ESPLORA IL MATERIALE:
(a) Elenca tutte le quantità numeriche riportate nel testo sulla petizione di Jamie Oliver, ciascuna con ciò a cui si riferisce.
(b) Prosegui il testo sulla petizione di Jamie Oliver a partire dall'ultima frase riportata.

Jamie Oliver è lo chef britannico conosciuto per aver letteralmente innovato il modo di parlare di cucina in televisione. Da diverso tempo, inoltre, si interessa alle scuole e ai cibi che vengono serviti nelle mense. Non è un caso quindi la petizione che ha lanciato sul sito Change.org, la piattaforma in cui è possibile promuovere iniziative di diverso tipo. La petizione di Oliver riguarda l’educazione alimentare e il suo inserimento come disciplina obbligatoria in tutti gli istituti del mondo.

La petizione si chiama “Jamie Oliver needs your help fighting for food education” (letteralmente Jamie Oliver ha bisogno del vostro aiuto per sostenere l’educazione alimentare”) e per il momento ha raccolto più di 476 mila firme, quindi è molto vicina al traguardo non indifferente del mezzo milione di adesioni. Il testo che accompagna la petizione è chiaro e condivisibile.
Si spiega soprattutto come il momento storico attuale sia caratterizzato da un tasso di obesità infantile spaventoso, visto che ben 42 milioni di bambini di età inferiore ai cinque anni sono sovrappeso o obesi, senza alcuna distinzione tra paese e paese. Questo vuol dire che la prossima generazione avrà una aspettativa di vita sensibilmente inferiore rispetto a quella precedente, ma si possono ancora correggere i numeri e le statistiche.

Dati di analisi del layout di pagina

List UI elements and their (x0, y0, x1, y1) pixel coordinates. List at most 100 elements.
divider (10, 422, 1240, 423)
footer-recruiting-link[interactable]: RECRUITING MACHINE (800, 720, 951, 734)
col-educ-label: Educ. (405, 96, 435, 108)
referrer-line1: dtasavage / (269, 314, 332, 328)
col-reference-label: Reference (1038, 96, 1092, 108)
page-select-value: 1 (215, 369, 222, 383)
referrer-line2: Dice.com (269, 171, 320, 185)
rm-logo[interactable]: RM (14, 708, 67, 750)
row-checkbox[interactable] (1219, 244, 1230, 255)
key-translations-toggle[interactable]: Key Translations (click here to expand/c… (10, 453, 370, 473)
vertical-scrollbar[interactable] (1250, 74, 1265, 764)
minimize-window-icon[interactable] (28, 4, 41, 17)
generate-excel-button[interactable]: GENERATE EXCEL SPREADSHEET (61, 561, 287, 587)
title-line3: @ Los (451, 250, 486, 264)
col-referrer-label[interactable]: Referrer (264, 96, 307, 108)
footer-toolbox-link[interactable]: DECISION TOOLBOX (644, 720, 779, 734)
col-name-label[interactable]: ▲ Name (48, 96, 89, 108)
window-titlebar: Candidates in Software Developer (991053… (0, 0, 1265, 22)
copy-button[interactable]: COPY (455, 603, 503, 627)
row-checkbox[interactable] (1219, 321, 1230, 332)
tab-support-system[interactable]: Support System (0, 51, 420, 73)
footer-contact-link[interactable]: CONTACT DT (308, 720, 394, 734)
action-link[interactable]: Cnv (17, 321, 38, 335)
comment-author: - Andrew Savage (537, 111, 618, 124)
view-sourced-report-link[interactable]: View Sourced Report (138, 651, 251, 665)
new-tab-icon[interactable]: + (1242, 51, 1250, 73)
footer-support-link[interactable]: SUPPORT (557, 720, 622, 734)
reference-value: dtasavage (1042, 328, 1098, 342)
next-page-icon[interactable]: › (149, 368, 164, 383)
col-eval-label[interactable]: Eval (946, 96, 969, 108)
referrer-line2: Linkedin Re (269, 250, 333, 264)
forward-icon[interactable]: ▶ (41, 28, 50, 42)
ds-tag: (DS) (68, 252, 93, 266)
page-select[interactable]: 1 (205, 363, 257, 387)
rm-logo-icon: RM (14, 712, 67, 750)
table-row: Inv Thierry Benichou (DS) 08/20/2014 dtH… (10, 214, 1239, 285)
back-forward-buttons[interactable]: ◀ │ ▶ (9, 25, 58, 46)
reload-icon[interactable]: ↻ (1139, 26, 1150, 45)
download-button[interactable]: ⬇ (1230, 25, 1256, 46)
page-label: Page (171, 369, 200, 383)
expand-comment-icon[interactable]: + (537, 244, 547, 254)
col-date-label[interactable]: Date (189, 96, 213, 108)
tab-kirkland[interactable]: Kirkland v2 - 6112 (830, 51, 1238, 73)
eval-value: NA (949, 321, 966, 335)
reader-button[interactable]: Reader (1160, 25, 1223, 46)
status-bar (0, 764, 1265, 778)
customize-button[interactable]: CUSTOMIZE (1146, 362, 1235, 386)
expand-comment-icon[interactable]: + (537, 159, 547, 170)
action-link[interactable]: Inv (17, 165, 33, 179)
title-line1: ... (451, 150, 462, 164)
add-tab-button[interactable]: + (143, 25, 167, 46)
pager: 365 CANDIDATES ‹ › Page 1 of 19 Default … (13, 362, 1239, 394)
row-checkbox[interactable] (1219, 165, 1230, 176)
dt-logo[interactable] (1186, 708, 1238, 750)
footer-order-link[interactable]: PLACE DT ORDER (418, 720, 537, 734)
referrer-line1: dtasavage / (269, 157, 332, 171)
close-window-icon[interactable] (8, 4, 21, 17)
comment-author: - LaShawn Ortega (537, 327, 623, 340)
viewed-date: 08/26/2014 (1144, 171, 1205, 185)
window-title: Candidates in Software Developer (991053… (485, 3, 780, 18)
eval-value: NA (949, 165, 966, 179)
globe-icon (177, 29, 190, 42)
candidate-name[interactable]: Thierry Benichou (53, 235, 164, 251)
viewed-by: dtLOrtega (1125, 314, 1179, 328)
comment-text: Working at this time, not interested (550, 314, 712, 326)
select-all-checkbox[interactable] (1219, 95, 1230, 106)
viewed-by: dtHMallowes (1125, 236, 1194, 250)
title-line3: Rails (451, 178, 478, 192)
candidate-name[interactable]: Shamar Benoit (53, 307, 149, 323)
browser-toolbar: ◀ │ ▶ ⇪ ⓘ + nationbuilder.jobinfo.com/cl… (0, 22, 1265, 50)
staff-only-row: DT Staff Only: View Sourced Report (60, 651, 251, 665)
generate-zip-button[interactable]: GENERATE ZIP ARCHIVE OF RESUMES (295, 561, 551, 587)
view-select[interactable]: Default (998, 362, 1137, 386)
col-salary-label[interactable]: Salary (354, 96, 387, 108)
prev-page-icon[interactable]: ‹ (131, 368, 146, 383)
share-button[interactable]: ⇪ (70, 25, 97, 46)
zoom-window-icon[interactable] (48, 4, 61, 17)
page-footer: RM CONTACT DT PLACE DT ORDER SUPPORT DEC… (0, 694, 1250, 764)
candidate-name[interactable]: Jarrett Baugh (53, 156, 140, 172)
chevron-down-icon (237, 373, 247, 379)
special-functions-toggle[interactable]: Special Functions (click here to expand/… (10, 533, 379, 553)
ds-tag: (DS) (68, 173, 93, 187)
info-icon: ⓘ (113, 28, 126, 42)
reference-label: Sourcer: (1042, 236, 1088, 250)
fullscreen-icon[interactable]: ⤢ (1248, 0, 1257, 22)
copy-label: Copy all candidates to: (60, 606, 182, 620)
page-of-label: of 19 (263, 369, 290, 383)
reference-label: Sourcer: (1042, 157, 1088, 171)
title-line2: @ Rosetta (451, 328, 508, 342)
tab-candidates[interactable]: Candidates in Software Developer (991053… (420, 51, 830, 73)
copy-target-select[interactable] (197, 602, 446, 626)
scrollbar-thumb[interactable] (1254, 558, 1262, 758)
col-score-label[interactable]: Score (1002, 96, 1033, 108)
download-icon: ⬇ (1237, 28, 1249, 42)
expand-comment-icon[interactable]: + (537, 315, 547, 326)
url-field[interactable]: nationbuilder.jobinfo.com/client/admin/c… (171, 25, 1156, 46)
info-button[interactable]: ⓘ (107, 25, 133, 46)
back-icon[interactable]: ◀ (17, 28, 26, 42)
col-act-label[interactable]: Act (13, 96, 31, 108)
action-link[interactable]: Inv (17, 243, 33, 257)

RISPOSTE ALL'ESERCIZIO:
(a)
- Più di 476 mila: le firme raccolte finora dalla petizione.
- Mezzo milione: il traguardo di adesioni a cui la petizione è vicina.
- 42 milioni: i bambini sovrappeso o obesi.
- Cinque anni: l'età sotto la quale si trovano quei bambini.

(b)
Le trasmissioni di Oliver hanno fatto spesso leva sugli alimenti che vengono serviti nelle mense scolastiche, con una particolare attenzione per il “junk-food”, il cosiddetto cibo-spazzatura. In molti casi ha suggerito come rimpiazzare i cibi grassi e dannosi con quelli più sani. Quello che chiede lo chef inglese è di firmare la petizione per raggiungere un numero molto alto (si parla di milioni di persone) e di condividere l’iniziativa sui vari social network.

Oliver è convinto che si possano smuovere e convincere i governi dei paesi raggruppati nel G20 (le venti nazioni più industrializzate a livello internazionale) a promuovere l’educazione alimentare, una materia considerata capace di fare la differenza nello stile di vita attuale e futuro. Avrà successo la petizione? Le tantissime firme che continuano ad aumentare permettono di rispondere positivamente alla domanda, in fondo, come sottolineato da Oliver, l’educazione alimentare rappresenta un diritto umano di ciascun bambino.